── Material for this exercise
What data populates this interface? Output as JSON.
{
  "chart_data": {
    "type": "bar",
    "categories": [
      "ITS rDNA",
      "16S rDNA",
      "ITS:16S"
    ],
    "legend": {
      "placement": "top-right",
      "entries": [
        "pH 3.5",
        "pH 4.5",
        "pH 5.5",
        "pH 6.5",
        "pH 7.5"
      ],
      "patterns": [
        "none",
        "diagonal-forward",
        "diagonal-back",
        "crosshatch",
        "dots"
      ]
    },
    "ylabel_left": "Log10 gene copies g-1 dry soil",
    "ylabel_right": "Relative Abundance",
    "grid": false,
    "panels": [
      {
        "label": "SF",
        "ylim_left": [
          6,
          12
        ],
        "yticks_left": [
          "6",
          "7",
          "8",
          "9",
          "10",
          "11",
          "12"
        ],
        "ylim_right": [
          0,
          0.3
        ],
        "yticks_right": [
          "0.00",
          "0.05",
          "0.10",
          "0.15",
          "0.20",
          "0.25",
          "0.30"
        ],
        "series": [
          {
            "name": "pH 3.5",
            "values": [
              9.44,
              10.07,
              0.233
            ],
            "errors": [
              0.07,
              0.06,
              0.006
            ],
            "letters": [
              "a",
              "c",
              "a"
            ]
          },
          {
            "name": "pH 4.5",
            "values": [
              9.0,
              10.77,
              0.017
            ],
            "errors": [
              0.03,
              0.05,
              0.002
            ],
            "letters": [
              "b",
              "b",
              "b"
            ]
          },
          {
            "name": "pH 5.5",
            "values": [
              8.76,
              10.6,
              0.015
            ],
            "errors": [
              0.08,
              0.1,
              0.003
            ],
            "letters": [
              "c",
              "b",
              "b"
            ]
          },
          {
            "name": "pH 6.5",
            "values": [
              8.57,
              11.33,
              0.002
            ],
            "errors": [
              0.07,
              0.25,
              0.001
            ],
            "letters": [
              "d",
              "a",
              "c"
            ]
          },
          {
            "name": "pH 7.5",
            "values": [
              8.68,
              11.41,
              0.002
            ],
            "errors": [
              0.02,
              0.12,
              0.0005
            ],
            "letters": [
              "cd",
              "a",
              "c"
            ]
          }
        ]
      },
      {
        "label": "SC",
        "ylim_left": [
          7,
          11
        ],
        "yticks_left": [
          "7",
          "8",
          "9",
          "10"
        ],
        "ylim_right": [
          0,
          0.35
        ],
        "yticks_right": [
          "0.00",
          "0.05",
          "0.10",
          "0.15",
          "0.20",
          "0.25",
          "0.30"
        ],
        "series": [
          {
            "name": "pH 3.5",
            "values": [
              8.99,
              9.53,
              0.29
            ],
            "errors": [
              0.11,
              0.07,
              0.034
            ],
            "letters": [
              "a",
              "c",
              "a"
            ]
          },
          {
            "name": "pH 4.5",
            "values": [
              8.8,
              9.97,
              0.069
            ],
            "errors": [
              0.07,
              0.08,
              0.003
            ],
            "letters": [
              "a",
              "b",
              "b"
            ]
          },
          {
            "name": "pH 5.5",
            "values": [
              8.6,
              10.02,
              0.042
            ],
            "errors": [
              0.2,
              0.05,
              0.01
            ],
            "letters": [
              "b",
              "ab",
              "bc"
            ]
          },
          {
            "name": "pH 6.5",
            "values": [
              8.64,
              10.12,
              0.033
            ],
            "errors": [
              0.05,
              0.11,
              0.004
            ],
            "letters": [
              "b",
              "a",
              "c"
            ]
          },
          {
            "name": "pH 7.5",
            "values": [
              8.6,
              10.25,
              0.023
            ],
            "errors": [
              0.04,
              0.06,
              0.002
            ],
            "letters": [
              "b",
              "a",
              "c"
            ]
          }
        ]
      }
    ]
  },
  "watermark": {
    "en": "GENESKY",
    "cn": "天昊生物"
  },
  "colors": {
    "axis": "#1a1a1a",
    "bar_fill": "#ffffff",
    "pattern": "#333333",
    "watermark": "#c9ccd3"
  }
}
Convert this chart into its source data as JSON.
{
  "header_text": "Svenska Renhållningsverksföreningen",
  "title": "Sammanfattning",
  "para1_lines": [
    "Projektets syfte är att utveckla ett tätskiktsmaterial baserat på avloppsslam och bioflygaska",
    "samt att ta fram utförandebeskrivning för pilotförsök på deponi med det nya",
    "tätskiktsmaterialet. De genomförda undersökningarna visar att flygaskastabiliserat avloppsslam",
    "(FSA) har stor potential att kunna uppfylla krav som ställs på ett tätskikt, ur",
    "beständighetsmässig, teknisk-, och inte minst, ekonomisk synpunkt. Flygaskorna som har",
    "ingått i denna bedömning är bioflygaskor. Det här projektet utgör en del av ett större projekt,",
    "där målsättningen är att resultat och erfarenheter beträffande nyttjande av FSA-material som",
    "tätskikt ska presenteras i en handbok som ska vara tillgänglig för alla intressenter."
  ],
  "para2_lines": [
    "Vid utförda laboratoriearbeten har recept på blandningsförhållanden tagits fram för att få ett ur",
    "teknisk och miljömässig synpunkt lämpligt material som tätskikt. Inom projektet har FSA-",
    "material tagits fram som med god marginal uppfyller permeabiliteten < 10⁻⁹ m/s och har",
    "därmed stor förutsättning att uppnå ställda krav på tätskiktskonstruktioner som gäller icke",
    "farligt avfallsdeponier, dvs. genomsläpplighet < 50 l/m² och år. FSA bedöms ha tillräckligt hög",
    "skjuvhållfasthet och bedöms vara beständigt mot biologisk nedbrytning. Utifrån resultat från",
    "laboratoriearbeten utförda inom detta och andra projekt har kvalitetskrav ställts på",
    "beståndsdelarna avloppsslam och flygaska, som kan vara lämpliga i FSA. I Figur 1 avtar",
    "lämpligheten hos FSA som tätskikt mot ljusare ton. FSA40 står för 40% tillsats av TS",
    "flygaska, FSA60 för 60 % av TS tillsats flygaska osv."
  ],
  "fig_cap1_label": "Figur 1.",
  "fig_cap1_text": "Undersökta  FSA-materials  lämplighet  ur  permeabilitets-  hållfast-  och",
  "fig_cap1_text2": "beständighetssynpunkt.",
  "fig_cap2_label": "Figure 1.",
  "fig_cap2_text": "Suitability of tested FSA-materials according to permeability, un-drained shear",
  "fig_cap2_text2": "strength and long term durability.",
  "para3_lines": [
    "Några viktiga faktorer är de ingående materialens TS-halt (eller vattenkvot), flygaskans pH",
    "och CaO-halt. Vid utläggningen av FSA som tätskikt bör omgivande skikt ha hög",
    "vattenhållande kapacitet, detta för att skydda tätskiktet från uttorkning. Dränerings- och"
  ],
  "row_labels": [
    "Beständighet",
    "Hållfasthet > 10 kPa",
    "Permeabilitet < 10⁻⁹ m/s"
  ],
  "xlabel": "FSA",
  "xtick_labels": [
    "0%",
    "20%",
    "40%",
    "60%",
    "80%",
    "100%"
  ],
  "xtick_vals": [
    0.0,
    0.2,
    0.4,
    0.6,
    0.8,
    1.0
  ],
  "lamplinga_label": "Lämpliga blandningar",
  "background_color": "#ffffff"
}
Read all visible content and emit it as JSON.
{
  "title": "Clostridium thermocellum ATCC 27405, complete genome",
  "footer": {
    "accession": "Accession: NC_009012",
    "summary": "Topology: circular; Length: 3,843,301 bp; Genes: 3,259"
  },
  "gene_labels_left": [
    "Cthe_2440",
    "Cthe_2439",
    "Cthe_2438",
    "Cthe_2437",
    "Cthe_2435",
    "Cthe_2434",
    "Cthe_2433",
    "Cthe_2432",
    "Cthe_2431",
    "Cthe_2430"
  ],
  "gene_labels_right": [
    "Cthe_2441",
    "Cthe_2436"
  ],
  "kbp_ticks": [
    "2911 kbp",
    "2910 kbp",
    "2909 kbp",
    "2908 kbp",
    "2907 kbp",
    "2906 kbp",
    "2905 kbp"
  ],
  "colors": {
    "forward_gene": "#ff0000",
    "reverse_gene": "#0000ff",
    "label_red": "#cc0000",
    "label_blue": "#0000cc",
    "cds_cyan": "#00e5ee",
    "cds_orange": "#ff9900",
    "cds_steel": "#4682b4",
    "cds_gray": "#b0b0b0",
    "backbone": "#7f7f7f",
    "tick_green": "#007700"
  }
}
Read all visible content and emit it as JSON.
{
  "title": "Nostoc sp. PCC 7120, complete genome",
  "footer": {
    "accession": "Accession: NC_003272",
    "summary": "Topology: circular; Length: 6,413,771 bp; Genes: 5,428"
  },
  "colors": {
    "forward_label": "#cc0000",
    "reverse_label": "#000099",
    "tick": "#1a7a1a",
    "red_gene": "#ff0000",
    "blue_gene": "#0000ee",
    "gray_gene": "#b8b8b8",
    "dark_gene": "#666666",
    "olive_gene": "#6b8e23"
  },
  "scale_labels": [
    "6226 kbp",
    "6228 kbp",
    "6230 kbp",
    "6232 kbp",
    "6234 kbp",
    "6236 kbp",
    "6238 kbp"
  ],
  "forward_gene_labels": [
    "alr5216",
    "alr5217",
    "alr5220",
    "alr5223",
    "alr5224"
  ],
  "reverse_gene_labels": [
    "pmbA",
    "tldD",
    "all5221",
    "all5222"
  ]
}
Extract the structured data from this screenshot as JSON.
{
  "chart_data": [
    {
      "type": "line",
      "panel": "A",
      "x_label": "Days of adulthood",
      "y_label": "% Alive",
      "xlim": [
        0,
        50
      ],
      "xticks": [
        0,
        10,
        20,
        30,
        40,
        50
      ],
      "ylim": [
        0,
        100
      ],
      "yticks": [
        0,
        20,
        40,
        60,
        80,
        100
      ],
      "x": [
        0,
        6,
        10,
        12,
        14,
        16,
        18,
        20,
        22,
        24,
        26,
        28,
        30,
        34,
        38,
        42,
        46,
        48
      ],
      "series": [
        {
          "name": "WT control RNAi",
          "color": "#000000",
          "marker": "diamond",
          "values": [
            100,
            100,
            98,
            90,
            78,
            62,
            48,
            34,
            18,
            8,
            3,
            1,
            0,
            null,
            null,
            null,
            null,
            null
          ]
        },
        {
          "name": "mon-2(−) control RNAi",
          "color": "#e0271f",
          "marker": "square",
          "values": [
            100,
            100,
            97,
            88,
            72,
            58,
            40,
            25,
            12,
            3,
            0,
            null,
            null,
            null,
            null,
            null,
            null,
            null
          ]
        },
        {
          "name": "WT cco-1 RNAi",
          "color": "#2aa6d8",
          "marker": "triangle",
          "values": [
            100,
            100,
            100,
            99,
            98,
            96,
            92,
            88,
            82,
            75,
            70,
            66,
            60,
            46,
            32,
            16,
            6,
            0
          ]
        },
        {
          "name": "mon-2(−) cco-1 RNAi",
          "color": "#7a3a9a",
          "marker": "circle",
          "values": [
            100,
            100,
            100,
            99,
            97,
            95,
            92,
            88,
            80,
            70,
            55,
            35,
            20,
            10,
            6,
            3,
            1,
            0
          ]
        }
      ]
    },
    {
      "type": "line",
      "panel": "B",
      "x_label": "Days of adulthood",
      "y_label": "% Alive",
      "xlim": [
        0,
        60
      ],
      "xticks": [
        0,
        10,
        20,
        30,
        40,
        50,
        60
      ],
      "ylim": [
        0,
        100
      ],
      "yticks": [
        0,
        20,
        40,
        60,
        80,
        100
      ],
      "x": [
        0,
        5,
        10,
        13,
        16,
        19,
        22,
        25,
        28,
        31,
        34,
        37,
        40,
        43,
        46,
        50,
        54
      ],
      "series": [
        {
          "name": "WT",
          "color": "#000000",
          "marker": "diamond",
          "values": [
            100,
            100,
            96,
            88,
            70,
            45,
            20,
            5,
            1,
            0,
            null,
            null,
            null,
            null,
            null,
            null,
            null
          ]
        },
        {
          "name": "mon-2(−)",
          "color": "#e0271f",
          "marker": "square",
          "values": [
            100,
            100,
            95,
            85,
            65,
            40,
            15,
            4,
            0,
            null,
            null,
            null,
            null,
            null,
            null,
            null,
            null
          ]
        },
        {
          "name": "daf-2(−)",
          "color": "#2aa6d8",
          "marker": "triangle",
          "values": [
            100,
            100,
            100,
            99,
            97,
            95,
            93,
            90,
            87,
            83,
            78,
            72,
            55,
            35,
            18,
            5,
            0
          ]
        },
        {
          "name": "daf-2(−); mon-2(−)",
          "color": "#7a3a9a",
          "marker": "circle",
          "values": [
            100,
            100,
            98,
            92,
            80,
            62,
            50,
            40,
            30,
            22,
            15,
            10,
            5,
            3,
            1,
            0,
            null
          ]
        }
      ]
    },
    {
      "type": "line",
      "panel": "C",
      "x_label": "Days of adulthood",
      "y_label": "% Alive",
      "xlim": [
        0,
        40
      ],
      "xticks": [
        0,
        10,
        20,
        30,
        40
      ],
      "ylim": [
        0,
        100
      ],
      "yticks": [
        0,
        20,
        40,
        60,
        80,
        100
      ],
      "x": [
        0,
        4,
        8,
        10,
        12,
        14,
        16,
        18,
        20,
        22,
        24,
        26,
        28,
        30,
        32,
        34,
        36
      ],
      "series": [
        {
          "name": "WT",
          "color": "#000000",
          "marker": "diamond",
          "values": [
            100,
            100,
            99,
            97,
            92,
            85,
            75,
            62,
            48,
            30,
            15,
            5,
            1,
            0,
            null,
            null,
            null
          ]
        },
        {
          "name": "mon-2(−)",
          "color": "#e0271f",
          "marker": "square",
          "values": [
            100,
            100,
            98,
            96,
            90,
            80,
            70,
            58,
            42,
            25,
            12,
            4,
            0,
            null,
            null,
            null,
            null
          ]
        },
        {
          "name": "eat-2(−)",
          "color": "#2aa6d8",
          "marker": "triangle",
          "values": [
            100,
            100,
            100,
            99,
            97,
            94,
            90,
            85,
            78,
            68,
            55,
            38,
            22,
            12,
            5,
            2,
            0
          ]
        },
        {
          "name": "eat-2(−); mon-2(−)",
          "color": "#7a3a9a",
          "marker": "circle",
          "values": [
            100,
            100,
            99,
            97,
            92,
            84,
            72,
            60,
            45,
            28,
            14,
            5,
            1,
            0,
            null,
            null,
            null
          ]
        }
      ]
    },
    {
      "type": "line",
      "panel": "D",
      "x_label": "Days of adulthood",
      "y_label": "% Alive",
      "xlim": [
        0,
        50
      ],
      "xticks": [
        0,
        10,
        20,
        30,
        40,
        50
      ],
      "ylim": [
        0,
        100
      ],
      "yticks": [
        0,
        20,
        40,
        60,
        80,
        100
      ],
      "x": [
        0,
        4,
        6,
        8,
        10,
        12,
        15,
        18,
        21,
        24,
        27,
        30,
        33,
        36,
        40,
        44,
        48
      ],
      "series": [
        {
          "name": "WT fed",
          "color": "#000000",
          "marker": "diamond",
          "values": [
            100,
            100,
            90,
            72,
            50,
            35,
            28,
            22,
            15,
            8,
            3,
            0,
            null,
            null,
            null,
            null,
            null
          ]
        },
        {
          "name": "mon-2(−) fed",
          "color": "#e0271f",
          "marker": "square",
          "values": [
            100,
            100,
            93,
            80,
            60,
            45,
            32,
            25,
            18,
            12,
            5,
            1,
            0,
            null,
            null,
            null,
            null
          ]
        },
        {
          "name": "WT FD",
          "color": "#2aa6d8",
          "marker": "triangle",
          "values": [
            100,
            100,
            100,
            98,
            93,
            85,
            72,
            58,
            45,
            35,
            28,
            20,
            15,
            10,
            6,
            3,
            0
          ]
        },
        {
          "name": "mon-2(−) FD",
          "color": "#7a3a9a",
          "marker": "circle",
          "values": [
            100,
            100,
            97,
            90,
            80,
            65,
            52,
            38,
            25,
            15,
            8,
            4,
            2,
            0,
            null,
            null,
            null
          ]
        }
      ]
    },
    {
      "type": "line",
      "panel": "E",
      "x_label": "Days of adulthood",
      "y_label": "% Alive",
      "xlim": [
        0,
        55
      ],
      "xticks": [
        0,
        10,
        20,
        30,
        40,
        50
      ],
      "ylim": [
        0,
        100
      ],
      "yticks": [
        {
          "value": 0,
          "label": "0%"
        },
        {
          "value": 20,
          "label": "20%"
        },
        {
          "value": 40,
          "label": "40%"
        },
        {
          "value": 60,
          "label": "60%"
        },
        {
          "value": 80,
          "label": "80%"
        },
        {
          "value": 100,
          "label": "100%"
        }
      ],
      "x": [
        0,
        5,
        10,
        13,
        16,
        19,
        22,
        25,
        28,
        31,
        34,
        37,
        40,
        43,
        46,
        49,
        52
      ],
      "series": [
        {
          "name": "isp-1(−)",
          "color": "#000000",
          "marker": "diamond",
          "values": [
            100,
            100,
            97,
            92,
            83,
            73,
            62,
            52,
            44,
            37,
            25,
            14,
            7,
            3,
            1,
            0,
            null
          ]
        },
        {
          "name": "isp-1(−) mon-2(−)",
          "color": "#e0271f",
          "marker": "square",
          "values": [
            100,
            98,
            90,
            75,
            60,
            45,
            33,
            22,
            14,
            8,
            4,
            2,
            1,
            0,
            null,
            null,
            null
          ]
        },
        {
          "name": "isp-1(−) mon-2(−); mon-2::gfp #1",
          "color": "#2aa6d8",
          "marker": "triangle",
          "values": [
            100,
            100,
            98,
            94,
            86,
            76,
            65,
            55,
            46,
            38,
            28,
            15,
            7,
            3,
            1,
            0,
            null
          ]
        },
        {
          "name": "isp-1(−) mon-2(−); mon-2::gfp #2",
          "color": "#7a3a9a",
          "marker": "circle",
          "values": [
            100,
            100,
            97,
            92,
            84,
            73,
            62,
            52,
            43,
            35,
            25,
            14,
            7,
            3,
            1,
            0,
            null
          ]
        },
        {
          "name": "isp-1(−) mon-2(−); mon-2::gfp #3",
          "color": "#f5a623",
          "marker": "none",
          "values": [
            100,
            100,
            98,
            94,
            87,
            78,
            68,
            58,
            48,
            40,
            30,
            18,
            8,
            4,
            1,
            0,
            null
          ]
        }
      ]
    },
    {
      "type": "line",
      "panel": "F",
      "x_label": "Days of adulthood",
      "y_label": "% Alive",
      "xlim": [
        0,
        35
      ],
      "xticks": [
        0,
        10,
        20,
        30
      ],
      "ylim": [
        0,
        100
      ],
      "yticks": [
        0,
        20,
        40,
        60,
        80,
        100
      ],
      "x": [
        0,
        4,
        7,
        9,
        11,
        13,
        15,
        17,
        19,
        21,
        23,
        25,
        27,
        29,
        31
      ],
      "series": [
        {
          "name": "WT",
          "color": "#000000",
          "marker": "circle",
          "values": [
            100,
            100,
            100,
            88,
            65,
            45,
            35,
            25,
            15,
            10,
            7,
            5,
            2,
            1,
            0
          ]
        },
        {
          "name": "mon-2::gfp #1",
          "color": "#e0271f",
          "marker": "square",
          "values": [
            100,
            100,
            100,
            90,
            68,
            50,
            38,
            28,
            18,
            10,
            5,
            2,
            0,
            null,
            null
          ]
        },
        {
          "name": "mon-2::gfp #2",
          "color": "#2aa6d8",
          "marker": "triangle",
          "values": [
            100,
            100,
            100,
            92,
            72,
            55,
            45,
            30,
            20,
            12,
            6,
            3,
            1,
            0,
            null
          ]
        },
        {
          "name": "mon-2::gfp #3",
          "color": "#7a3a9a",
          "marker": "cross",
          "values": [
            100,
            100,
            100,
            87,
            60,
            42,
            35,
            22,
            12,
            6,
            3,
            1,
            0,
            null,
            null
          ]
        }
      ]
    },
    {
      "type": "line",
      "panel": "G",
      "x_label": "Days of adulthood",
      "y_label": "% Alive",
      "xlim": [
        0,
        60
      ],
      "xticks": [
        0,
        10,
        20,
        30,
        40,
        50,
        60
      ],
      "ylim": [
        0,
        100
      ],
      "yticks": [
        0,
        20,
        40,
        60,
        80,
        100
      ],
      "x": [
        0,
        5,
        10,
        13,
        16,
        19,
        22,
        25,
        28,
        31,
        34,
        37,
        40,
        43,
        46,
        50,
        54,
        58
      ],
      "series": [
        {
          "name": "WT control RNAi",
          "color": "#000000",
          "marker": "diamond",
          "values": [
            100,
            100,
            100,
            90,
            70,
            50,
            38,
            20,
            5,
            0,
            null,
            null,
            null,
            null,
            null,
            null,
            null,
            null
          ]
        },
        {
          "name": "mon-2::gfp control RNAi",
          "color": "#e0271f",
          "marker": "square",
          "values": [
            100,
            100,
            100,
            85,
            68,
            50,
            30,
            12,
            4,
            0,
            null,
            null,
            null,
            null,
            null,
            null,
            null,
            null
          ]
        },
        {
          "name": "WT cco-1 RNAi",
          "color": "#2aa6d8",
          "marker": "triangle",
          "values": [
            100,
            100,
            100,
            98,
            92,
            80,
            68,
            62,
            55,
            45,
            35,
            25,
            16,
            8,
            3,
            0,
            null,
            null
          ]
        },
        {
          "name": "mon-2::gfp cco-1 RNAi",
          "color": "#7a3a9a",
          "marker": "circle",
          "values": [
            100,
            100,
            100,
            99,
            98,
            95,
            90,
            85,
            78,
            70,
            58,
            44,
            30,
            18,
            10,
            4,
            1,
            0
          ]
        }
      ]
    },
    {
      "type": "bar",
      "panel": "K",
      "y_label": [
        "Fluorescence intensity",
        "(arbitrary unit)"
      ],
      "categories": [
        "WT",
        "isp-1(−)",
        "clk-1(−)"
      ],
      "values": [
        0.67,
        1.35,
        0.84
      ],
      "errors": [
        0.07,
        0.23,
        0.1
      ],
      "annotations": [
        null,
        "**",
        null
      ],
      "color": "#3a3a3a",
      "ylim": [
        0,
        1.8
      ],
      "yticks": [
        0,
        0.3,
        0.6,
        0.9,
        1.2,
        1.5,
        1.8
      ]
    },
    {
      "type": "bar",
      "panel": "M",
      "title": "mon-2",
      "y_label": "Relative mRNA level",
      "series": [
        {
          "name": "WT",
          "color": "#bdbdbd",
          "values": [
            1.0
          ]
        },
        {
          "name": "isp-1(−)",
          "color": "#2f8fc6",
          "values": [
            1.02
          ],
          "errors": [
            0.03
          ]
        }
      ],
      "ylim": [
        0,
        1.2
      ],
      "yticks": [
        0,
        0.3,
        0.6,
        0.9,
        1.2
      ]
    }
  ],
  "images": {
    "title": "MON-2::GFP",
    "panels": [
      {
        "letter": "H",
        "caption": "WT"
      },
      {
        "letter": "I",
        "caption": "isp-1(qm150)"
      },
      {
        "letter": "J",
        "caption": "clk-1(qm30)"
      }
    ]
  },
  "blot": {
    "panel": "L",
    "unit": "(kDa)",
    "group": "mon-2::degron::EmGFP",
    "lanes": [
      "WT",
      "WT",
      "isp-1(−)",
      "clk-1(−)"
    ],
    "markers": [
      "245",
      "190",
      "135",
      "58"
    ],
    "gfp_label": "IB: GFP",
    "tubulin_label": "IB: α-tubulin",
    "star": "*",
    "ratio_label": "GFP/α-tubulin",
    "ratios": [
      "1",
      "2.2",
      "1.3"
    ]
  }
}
────
> [Aim of the task]
Figure out the number of lines above in which the string "complete" appears. Only the number should be given.

> [Solution]
2